▶ [What you will do]:
Tally the lines containing "homo" and report the number alone.

Stored items:
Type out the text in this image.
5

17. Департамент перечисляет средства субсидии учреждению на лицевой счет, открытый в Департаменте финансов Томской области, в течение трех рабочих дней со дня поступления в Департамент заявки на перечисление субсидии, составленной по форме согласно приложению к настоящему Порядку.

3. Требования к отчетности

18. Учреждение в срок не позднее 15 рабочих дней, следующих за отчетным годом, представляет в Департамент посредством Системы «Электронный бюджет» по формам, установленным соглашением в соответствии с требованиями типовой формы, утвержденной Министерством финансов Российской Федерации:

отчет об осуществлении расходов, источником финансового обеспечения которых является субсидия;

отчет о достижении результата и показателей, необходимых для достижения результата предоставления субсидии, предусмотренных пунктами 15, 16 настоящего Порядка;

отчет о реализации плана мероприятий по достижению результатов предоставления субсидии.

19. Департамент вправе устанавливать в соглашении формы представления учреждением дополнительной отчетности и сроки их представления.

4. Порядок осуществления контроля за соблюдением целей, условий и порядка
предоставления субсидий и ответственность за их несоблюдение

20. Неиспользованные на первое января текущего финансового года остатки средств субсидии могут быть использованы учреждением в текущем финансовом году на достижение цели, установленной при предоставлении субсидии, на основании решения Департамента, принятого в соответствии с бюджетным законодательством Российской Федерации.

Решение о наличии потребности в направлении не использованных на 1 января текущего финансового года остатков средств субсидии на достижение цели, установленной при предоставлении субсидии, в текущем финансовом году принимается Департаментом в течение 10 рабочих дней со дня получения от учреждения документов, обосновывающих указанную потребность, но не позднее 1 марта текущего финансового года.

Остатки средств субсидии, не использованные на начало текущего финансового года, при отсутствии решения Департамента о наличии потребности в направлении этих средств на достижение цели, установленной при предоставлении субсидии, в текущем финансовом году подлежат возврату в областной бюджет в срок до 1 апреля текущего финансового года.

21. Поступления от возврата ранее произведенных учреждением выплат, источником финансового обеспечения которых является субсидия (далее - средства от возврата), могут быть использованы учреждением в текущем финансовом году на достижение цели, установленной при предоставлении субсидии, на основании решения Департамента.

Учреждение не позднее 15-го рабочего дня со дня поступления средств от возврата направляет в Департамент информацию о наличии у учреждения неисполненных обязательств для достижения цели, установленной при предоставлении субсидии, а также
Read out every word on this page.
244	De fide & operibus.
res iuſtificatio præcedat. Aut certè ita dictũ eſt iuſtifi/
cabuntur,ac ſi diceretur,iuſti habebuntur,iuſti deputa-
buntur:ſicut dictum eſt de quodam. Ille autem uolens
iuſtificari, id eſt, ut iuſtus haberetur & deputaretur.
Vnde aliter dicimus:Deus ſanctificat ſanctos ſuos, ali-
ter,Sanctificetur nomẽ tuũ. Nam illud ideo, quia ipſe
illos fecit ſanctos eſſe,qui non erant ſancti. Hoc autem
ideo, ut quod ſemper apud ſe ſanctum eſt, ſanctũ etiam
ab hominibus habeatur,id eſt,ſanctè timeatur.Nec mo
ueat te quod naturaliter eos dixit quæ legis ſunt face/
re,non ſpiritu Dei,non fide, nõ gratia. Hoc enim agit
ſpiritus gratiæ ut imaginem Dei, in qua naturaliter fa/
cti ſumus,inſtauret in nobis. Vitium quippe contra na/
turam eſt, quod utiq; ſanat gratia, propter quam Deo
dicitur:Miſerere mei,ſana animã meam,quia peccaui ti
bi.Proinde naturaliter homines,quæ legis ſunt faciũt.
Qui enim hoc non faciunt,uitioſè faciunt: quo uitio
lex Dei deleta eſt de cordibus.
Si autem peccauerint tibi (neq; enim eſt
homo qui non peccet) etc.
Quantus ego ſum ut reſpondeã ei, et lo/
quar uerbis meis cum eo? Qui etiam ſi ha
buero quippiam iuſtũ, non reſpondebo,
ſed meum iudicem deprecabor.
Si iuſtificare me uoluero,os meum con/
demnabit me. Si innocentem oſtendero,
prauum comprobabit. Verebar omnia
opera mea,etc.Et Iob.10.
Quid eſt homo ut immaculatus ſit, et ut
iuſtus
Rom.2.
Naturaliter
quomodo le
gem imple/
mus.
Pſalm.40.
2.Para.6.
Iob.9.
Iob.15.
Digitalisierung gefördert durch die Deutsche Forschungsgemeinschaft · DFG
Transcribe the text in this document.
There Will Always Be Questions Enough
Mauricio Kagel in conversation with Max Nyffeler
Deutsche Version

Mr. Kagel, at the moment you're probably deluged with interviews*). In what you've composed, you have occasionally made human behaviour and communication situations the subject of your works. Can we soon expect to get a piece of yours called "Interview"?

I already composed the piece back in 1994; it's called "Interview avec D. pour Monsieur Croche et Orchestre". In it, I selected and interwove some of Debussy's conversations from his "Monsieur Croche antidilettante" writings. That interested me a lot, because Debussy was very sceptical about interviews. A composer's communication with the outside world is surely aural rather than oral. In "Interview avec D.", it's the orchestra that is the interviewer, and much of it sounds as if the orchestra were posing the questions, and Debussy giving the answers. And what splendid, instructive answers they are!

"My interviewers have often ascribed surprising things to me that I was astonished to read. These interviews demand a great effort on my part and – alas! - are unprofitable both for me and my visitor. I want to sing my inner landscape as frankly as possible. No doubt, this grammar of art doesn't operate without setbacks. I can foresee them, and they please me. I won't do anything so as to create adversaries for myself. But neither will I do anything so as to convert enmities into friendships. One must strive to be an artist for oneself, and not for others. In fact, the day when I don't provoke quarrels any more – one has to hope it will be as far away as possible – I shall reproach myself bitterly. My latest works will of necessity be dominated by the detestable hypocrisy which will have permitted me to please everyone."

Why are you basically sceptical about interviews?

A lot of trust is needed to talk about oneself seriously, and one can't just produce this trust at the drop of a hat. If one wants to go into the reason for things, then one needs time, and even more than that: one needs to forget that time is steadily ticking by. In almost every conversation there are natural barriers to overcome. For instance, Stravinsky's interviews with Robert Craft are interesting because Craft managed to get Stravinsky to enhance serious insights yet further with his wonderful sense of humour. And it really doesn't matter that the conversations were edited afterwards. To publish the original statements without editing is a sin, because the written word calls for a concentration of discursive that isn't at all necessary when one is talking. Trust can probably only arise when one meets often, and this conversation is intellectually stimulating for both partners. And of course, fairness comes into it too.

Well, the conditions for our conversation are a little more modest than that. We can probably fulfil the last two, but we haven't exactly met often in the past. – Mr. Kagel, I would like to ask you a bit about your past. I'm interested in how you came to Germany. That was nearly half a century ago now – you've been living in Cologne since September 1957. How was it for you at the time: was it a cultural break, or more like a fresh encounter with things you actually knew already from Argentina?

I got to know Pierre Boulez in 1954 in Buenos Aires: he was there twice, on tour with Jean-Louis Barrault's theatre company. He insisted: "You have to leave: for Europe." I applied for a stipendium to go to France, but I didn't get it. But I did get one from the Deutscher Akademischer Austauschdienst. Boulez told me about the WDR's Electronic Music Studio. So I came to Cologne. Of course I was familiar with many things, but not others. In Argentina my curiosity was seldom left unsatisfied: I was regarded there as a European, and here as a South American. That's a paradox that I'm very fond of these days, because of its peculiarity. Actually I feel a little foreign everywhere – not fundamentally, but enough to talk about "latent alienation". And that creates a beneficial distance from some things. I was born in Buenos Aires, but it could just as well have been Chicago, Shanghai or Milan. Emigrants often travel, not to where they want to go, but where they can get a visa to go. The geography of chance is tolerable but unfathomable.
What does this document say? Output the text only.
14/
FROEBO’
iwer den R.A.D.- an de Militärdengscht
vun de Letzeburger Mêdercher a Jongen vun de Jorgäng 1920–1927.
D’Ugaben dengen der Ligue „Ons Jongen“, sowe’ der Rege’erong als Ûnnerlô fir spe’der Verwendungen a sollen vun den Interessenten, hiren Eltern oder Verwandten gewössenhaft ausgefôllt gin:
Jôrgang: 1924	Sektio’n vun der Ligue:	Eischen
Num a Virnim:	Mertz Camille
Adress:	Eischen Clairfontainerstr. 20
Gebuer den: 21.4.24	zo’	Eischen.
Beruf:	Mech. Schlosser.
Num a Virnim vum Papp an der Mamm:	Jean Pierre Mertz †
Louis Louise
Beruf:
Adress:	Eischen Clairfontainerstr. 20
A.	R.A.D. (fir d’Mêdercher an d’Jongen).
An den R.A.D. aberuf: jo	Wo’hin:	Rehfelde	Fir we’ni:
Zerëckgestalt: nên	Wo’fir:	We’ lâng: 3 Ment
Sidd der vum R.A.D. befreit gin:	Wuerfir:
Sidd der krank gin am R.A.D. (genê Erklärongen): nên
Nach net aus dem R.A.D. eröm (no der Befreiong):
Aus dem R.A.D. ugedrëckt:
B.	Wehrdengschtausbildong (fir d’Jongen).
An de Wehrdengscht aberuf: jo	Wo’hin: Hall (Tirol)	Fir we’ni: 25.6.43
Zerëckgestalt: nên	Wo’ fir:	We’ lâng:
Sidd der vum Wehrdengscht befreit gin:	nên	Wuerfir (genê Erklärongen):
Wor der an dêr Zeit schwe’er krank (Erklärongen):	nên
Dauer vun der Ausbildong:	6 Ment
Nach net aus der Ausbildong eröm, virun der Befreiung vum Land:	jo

▶ [Complete response]:
2